>> BEGIN
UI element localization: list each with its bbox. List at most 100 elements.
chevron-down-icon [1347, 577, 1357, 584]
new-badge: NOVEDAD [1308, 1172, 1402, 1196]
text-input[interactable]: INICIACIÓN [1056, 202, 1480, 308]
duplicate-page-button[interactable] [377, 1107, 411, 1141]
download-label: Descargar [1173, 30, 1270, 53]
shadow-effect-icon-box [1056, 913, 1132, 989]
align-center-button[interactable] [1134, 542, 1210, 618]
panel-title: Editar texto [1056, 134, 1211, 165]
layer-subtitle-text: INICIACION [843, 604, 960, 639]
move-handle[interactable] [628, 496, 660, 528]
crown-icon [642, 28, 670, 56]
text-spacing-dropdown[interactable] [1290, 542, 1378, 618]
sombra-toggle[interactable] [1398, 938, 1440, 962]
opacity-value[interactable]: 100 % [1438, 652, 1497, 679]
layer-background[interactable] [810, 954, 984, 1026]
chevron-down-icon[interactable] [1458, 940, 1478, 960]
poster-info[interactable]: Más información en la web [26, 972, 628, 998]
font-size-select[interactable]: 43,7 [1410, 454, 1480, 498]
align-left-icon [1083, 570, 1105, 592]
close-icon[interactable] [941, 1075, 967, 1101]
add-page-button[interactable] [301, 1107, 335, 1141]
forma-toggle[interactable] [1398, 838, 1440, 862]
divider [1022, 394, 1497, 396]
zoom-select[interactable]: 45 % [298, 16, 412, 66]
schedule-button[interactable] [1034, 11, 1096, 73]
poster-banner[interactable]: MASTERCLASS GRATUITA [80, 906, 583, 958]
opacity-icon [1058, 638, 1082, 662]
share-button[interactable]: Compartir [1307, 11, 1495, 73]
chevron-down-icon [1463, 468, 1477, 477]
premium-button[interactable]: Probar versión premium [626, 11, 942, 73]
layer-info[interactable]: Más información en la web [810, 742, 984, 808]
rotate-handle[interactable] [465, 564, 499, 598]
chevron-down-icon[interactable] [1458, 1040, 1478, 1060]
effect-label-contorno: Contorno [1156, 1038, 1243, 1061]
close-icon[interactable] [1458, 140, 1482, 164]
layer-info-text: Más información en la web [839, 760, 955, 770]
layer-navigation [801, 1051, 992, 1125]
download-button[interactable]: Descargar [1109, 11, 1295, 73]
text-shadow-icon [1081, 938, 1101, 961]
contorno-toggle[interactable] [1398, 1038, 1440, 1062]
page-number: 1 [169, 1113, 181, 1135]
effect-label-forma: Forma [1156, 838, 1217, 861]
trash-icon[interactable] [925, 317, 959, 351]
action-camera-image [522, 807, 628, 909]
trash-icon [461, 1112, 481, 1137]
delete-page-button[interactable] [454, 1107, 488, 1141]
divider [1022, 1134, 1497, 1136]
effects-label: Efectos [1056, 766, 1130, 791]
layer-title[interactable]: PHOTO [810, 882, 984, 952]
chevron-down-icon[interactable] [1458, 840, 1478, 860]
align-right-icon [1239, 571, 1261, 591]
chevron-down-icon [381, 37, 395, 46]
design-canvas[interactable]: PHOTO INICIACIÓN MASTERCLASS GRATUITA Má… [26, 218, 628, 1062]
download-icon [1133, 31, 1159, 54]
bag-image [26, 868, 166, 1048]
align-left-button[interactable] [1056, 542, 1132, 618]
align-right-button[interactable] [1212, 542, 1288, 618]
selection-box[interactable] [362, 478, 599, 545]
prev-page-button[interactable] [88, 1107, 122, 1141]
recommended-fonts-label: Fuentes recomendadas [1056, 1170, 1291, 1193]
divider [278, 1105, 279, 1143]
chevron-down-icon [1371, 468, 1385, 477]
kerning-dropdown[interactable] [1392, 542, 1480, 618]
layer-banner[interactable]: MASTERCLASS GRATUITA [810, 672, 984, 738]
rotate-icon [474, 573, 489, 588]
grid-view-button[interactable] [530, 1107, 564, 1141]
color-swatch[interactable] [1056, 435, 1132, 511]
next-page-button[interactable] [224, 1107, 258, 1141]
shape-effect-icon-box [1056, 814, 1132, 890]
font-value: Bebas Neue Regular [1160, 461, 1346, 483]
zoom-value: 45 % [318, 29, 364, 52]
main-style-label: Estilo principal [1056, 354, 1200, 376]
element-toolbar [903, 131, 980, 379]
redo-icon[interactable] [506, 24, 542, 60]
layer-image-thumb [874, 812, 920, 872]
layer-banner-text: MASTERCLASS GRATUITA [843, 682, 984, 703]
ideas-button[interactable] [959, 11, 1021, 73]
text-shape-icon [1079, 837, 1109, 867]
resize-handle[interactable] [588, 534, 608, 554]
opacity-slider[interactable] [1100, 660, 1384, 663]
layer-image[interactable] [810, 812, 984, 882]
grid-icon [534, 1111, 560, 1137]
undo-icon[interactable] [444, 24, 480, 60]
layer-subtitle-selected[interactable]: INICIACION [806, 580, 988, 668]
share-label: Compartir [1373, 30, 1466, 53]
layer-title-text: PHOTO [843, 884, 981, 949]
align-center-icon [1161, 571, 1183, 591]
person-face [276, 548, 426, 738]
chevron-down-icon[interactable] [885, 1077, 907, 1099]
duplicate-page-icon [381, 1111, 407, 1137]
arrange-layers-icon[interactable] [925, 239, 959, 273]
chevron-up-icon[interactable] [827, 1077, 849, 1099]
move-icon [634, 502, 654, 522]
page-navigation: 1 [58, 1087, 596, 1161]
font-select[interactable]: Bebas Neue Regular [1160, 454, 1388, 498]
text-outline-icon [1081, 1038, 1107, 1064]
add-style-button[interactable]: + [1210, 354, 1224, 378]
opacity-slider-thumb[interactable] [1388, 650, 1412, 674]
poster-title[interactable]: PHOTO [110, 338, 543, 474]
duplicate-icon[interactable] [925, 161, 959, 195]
>> END
§ **TASK TO CARRY OUT**: Reproduce the records verbatim, starting with their first line and stopping after the line that contains "layer-info[interactable]: Más información", which is included.

§ **RESPONSE BELOW**:
UI element localization: list each with its bbox. List at most 100 elements.
chevron-down-icon [1347, 577, 1357, 584]
new-badge: NOVEDAD [1308, 1172, 1402, 1196]
text-input[interactable]: INICIACIÓN [1056, 202, 1480, 308]
duplicate-page-button[interactable] [377, 1107, 411, 1141]
download-label: Descargar [1173, 30, 1270, 53]
shadow-effect-icon-box [1056, 913, 1132, 989]
align-center-button[interactable] [1134, 542, 1210, 618]
panel-title: Editar texto [1056, 134, 1211, 165]
layer-subtitle-text: INICIACION [843, 604, 960, 639]
move-handle[interactable] [628, 496, 660, 528]
crown-icon [642, 28, 670, 56]
text-spacing-dropdown[interactable] [1290, 542, 1378, 618]
sombra-toggle[interactable] [1398, 938, 1440, 962]
opacity-value[interactable]: 100 % [1438, 652, 1497, 679]
layer-background[interactable] [810, 954, 984, 1026]
chevron-down-icon[interactable] [1458, 940, 1478, 960]
poster-info[interactable]: Más información en la web [26, 972, 628, 998]
font-size-select[interactable]: 43,7 [1410, 454, 1480, 498]
align-left-icon [1083, 570, 1105, 592]
close-icon[interactable] [941, 1075, 967, 1101]
add-page-button[interactable] [301, 1107, 335, 1141]
forma-toggle[interactable] [1398, 838, 1440, 862]
divider [1022, 394, 1497, 396]
zoom-select[interactable]: 45 % [298, 16, 412, 66]
schedule-button[interactable] [1034, 11, 1096, 73]
poster-banner[interactable]: MASTERCLASS GRATUITA [80, 906, 583, 958]
opacity-icon [1058, 638, 1082, 662]
share-button[interactable]: Compartir [1307, 11, 1495, 73]
chevron-down-icon [1463, 468, 1477, 477]
premium-button[interactable]: Probar versión premium [626, 11, 942, 73]
layer-info[interactable]: Más información en la web [810, 742, 984, 808]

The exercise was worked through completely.